[What you have to do]
Copy the stretch of the listing from its start through the line containing "power-button[interactable]: 電源 xyxy=(0,608,678,708)", exactly as it appears and with both ends included.

[Collected data]
━━━━
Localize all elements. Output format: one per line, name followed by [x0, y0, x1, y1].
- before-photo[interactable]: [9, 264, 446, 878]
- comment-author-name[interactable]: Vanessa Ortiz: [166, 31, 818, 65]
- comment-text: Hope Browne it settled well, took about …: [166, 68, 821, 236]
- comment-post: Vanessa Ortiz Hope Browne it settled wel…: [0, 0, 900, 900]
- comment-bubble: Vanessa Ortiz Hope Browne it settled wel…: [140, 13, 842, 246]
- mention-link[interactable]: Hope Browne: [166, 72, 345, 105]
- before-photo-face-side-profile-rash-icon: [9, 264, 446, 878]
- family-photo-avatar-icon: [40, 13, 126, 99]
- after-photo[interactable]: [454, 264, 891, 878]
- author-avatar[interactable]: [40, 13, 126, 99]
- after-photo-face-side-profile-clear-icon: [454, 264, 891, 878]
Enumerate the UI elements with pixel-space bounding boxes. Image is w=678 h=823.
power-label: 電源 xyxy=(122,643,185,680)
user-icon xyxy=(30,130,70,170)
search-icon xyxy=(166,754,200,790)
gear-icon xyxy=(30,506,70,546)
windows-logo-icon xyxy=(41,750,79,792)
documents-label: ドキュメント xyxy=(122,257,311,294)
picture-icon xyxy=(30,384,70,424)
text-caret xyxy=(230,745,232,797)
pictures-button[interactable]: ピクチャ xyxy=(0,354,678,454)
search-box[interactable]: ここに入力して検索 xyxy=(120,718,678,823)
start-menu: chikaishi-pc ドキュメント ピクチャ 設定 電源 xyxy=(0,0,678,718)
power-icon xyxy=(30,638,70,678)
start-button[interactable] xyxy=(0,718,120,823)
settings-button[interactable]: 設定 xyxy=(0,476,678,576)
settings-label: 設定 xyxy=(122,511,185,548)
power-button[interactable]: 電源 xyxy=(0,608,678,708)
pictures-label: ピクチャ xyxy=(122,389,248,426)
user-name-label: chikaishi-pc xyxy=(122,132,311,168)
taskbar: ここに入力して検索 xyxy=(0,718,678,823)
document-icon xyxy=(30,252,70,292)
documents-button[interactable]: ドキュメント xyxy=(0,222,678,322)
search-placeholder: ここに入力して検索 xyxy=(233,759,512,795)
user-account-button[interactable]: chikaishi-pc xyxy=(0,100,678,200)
━━━━
[Result for this task]
Localize all elements. Output format: one per line, name followed by [x0, y0, x1, y1].
- before-photo[interactable]: [9, 264, 446, 878]
- comment-author-name[interactable]: Vanessa Ortiz: [166, 31, 818, 65]
- comment-text: Hope Browne it settled well, took about …: [166, 68, 821, 236]
- comment-post: Vanessa Ortiz Hope Browne it settled wel…: [0, 0, 900, 900]
- comment-bubble: Vanessa Ortiz Hope Browne it settled wel…: [140, 13, 842, 246]
- mention-link[interactable]: Hope Browne: [166, 72, 345, 105]
- before-photo-face-side-profile-rash-icon: [9, 264, 446, 878]
- family-photo-avatar-icon: [40, 13, 126, 99]
- after-photo[interactable]: [454, 264, 891, 878]
- author-avatar[interactable]: [40, 13, 126, 99]
- after-photo-face-side-profile-clear-icon: [454, 264, 891, 878]
Enumerate the UI elements with pixel-space bounding boxes. Image is w=678 h=823.
power-label: 電源 xyxy=(122,643,185,680)
user-icon xyxy=(30,130,70,170)
search-icon xyxy=(166,754,200,790)
gear-icon xyxy=(30,506,70,546)
windows-logo-icon xyxy=(41,750,79,792)
documents-label: ドキュメント xyxy=(122,257,311,294)
picture-icon xyxy=(30,384,70,424)
text-caret xyxy=(230,745,232,797)
pictures-button[interactable]: ピクチャ xyxy=(0,354,678,454)
search-box[interactable]: ここに入力して検索 xyxy=(120,718,678,823)
start-menu: chikaishi-pc ドキュメント ピクチャ 設定 電源 xyxy=(0,0,678,718)
power-icon xyxy=(30,638,70,678)
start-button[interactable] xyxy=(0,718,120,823)
settings-button[interactable]: 設定 xyxy=(0,476,678,576)
settings-label: 設定 xyxy=(122,511,185,548)
power-button[interactable]: 電源 xyxy=(0,608,678,708)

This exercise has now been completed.